LISTED ENTRIES:
───

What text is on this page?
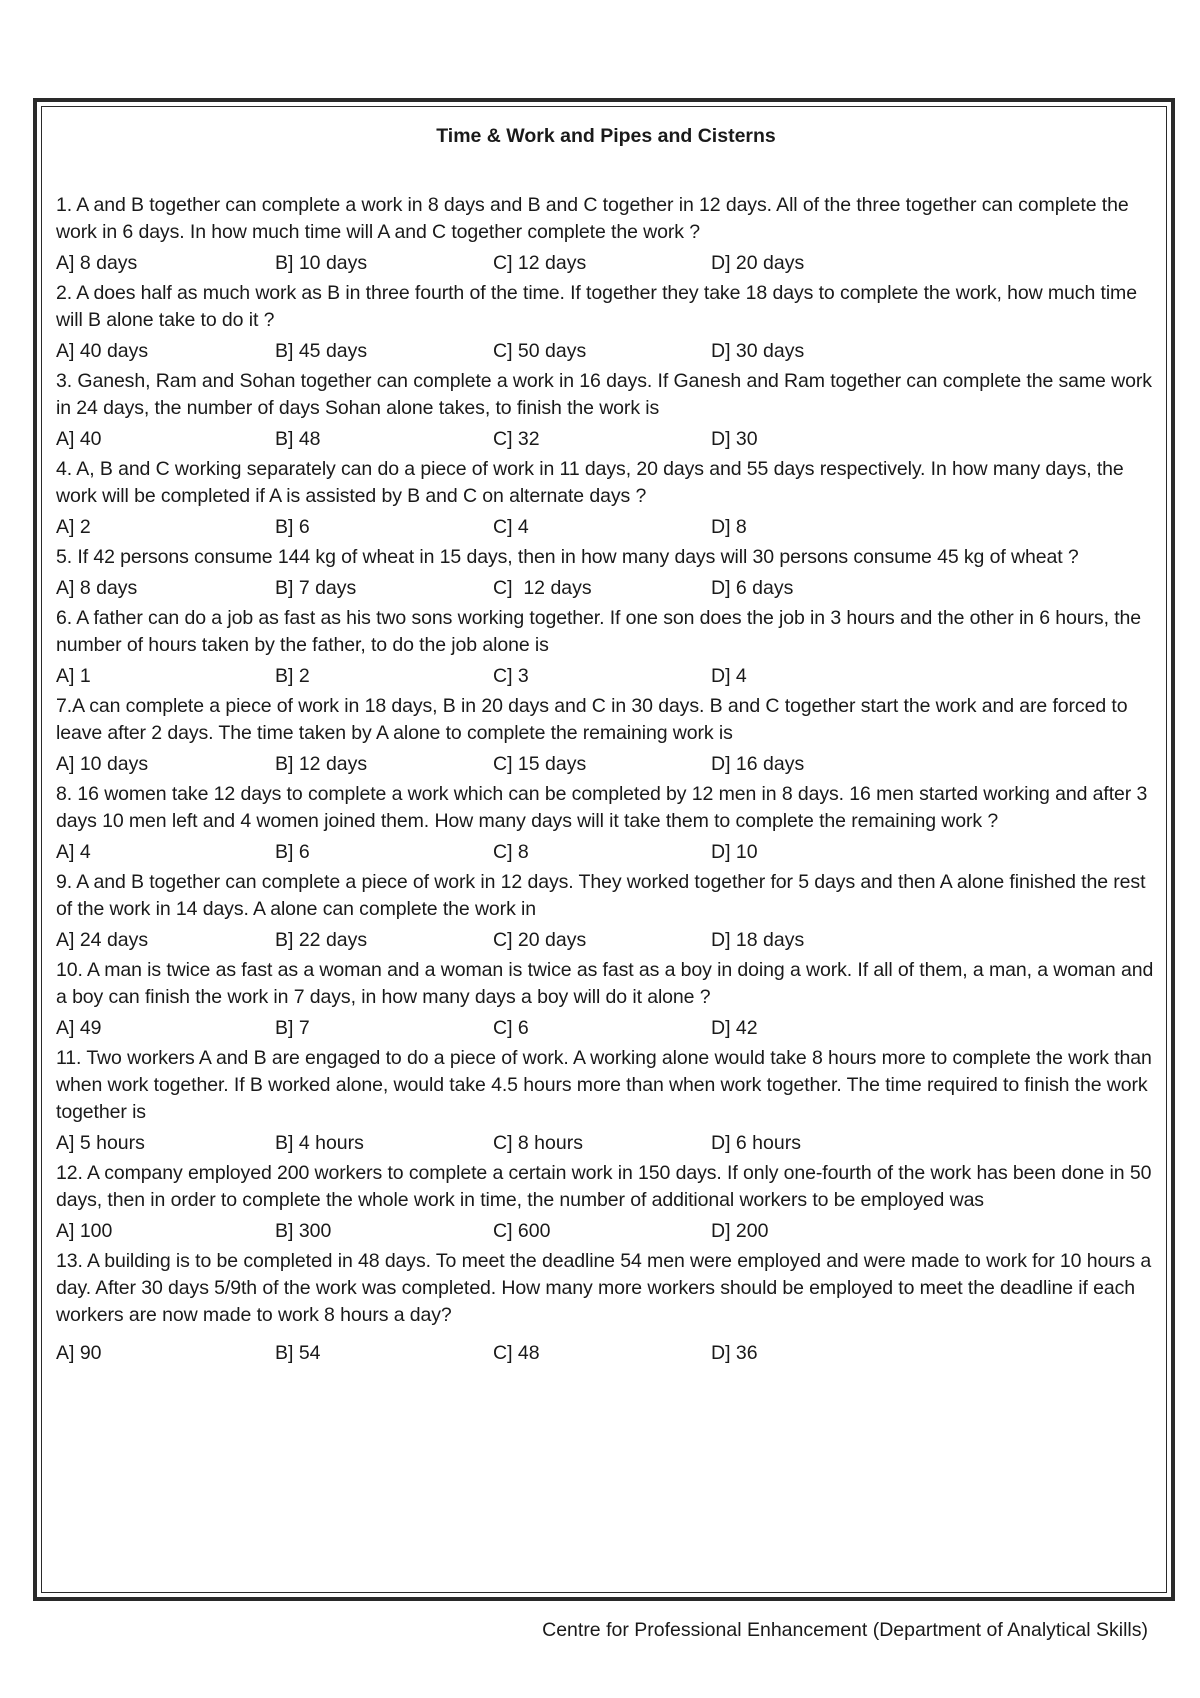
Time & Work and Pipes and Cisterns
1. A and B together can complete a work in 8 days and B and C together in 12 days. All of the three together can complete the work in 6 days. In how much time will A and C together complete the work ?
A] 8 days	B] 10 days	C] 12 days	D] 20 days
2. A does half as much work as B in three fourth of the time. If together they take 18 days to complete the work, how much time will B alone take to do it ?
A] 40 days	B] 45 days	C] 50 days	D] 30 days
3. Ganesh, Ram and Sohan together can complete a work in 16 days. If Ganesh and Ram together can complete the same work in 24 days, the number of days Sohan alone takes, to finish the work is
A] 40	B] 48	C] 32	D] 30
4. A, B and C working separately can do a piece of work in 11 days, 20 days and 55 days respectively. In how many days, the work will be completed if A is assisted by B and C on alternate days ?
A] 2	B] 6	C] 4	D] 8
5. If 42 persons consume 144 kg of wheat in 15 days, then in how many days will 30 persons consume 45 kg of wheat ?
A] 8 days	B] 7 days	C]  12 days	D] 6 days
6. A father can do a job as fast as his two sons working together. If one son does the job in 3 hours and the other in 6 hours, the number of hours taken by the father, to do the job alone is
A] 1	B] 2	C] 3	D] 4
7.A can complete a piece of work in 18 days, B in 20 days and C in 30 days. B and C together start the work and are forced to leave after 2 days. The time taken by A alone to complete the remaining work is
A] 10 days	B] 12 days	C] 15 days	D] 16 days
8. 16 women take 12 days to complete a work which can be completed by 12 men in 8 days. 16 men started working and after 3 days 10 men left and 4 women joined them. How many days will it take them to complete the remaining work ?
A] 4	B] 6	C] 8	D] 10
9. A and B together can complete a piece of work in 12 days. They worked together for 5 days and then A alone finished the rest of the work in 14 days. A alone can complete the work in
A] 24 days	B] 22 days	C] 20 days	D] 18 days
10. A man is twice as fast as a woman and a woman is twice as fast as a boy in doing a work. If all of them, a man, a woman and a boy can finish the work in 7 days, in how many days a boy will do it alone ?
A] 49	B] 7	C] 6	D] 42
11. Two workers A and B are engaged to do a piece of work. A working alone would take 8 hours more to complete the work than when work together. If B worked alone, would take 4.5 hours more than when work together. The time required to finish the work together is
A] 5 hours	B] 4 hours	C] 8 hours	D] 6 hours
12. A company employed 200 workers to complete a certain work in 150 days. If only one-fourth of the work has been done in 50 days, then in order to complete the whole work in time, the number of additional workers to be employed was
A] 100	B] 300	C] 600	D] 200
13. A building is to be completed in 48 days. To meet the deadline 54 men were employed and were made to work for 10 hours a day. After 30 days 5/9th of the work was completed. How many more workers should be employed to meet the deadline if each workers are now made to work 8 hours a day?
A] 90	B] 54	C] 48	D] 36
Centre for Professional Enhancement (Department of Analytical Skills)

───

EXERCISE OBJECTIVE: Repeat the data in full and exactly. Omit pictures.

EXPECTED ANSWER:
What text is on this page?
Time & Work and Pipes and Cisterns
1. A and B together can complete a work in 8 days and B and C together in 12 days. All of the three together can complete the work in 6 days. In how much time will A and C together complete the work ?
A] 8 days	B] 10 days	C] 12 days	D] 20 days
2. A does half as much work as B in three fourth of the time. If together they take 18 days to complete the work, how much time will B alone take to do it ?
A] 40 days	B] 45 days	C] 50 days	D] 30 days
3. Ganesh, Ram and Sohan together can complete a work in 16 days. If Ganesh and Ram together can complete the same work in 24 days, the number of days Sohan alone takes, to finish the work is
A] 40	B] 48	C] 32	D] 30
4. A, B and C working separately can do a piece of work in 11 days, 20 days and 55 days respectively. In how many days, the work will be completed if A is assisted by B and C on alternate days ?
A] 2	B] 6	C] 4	D] 8
5. If 42 persons consume 144 kg of wheat in 15 days, then in how many days will 30 persons consume 45 kg of wheat ?
A] 8 days	B] 7 days	C]  12 days	D] 6 days
6. A father can do a job as fast as his two sons working together. If one son does the job in 3 hours and the other in 6 hours, the number of hours taken by the father, to do the job alone is
A] 1	B] 2	C] 3	D] 4
7.A can complete a piece of work in 18 days, B in 20 days and C in 30 days. B and C together start the work and are forced to leave after 2 days. The time taken by A alone to complete the remaining work is
A] 10 days	B] 12 days	C] 15 days	D] 16 days
8. 16 women take 12 days to complete a work which can be completed by 12 men in 8 days. 16 men started working and after 3 days 10 men left and 4 women joined them. How many days will it take them to complete the remaining work ?
A] 4	B] 6	C] 8	D] 10
9. A and B together can complete a piece of work in 12 days. They worked together for 5 days and then A alone finished the rest of the work in 14 days. A alone can complete the work in
A] 24 days	B] 22 days	C] 20 days	D] 18 days
10. A man is twice as fast as a woman and a woman is twice as fast as a boy in doing a work. If all of them, a man, a woman and a boy can finish the work in 7 days, in how many days a boy will do it alone ?
A] 49	B] 7	C] 6	D] 42
11. Two workers A and B are engaged to do a piece of work. A working alone would take 8 hours more to complete the work than when work together. If B worked alone, would take 4.5 hours more than when work together. The time required to finish the work together is
A] 5 hours	B] 4 hours	C] 8 hours	D] 6 hours
12. A company employed 200 workers to complete a certain work in 150 days. If only one-fourth of the work has been done in 50 days, then in order to complete the whole work in time, the number of additional workers to be employed was
A] 100	B] 300	C] 600	D] 200
13. A building is to be completed in 48 days. To meet the deadline 54 men were employed and were made to work for 10 hours a day. After 30 days 5/9th of the work was completed. How many more workers should be employed to meet the deadline if each workers are now made to work 8 hours a day?
A] 90	B] 54	C] 48	D] 36
Centre for Professional Enhancement (Department of Analytical Skills)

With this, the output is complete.